** Start TASK DATA **

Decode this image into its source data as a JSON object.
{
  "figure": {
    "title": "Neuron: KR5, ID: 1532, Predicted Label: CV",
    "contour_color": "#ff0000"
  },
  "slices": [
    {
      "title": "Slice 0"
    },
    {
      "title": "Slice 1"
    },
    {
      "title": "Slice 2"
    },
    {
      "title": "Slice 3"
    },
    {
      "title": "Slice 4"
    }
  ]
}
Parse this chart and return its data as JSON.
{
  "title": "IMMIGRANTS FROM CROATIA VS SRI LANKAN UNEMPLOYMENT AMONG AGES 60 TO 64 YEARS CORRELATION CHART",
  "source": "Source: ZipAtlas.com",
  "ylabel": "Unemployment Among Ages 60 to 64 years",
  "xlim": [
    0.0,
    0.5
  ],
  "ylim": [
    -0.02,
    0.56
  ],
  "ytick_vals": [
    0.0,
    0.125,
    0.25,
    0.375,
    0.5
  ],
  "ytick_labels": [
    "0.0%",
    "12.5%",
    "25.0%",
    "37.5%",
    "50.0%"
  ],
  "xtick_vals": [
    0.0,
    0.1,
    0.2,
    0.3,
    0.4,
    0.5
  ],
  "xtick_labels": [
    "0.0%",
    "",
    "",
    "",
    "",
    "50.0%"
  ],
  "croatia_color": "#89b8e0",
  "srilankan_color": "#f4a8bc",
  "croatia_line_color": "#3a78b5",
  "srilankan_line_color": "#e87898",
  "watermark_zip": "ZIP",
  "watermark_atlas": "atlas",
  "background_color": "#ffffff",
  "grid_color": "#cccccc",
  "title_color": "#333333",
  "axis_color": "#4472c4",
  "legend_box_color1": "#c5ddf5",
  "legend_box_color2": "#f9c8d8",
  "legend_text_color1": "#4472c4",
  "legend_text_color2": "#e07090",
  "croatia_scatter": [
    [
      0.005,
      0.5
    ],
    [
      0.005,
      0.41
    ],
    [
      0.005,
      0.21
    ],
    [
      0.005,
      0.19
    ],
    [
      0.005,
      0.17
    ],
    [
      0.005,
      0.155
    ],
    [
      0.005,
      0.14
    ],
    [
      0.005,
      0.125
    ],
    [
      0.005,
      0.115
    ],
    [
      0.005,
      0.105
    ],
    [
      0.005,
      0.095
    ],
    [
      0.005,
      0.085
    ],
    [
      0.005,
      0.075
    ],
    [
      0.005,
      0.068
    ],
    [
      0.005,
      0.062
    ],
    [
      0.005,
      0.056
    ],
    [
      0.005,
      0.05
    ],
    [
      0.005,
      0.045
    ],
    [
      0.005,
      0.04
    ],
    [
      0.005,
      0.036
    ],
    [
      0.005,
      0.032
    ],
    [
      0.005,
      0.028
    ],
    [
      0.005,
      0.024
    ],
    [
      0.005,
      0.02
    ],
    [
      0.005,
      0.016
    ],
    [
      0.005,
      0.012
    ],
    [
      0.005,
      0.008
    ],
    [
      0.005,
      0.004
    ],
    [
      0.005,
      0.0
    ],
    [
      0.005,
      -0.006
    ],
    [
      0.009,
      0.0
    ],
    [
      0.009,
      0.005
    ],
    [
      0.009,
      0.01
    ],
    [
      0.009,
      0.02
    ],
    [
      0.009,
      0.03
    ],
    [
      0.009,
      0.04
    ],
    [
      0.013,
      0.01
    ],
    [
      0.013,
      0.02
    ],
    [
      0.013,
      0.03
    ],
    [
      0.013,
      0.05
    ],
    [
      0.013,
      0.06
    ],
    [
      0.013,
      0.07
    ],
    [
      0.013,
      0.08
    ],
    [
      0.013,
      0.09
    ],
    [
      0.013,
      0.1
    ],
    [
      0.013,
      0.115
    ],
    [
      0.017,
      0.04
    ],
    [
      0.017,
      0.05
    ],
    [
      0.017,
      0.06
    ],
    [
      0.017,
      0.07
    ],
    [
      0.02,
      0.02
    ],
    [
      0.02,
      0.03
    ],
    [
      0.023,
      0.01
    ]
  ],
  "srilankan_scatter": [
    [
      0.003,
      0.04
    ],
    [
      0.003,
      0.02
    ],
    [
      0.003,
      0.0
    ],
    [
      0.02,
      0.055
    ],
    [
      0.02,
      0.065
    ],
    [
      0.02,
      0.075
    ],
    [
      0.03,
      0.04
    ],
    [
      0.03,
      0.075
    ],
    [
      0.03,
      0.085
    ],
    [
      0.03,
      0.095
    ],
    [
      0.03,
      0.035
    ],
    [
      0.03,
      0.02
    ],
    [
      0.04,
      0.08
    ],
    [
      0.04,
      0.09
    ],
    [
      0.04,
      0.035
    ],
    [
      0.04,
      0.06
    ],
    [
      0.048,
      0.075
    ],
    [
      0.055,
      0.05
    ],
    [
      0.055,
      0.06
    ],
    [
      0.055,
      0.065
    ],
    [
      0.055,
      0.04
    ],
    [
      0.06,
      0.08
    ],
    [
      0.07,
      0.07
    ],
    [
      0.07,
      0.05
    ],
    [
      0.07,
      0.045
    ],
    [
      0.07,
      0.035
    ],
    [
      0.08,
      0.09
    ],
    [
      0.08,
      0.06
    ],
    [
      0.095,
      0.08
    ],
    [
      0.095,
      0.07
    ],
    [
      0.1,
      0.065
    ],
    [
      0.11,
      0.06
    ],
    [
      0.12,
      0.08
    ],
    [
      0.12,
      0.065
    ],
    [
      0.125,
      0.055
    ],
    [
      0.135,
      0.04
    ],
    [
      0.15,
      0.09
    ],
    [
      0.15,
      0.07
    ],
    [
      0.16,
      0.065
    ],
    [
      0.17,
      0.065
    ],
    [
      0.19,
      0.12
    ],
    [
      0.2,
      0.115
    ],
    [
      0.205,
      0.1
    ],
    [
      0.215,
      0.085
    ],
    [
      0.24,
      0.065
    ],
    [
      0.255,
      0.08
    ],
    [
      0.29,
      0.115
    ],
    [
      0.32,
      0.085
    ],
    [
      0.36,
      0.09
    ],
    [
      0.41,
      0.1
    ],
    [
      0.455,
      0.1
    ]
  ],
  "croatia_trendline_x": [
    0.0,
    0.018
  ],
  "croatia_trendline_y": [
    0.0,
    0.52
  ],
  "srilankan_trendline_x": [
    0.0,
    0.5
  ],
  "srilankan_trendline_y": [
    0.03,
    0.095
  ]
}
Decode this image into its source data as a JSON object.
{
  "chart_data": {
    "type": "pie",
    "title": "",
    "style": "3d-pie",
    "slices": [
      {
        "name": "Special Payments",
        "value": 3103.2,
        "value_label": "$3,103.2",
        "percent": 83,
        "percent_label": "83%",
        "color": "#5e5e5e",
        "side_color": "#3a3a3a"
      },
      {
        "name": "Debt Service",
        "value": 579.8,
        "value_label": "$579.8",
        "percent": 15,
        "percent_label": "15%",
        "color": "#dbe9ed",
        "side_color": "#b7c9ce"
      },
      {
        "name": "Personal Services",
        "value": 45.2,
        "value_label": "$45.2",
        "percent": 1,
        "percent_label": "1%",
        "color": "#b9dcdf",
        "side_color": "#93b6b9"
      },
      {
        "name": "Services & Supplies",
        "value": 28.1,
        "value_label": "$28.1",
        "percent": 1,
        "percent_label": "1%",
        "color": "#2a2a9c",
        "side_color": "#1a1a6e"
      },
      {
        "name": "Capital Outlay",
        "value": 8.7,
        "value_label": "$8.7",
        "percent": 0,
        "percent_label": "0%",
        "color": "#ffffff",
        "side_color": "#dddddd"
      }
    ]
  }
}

** End TASK DATA **

Which lines contain "ffffff"? Show each of them.

ANSWER TO THE EXERCISE =
  "background_color": "#ffffff",
        "color": "#ffffff",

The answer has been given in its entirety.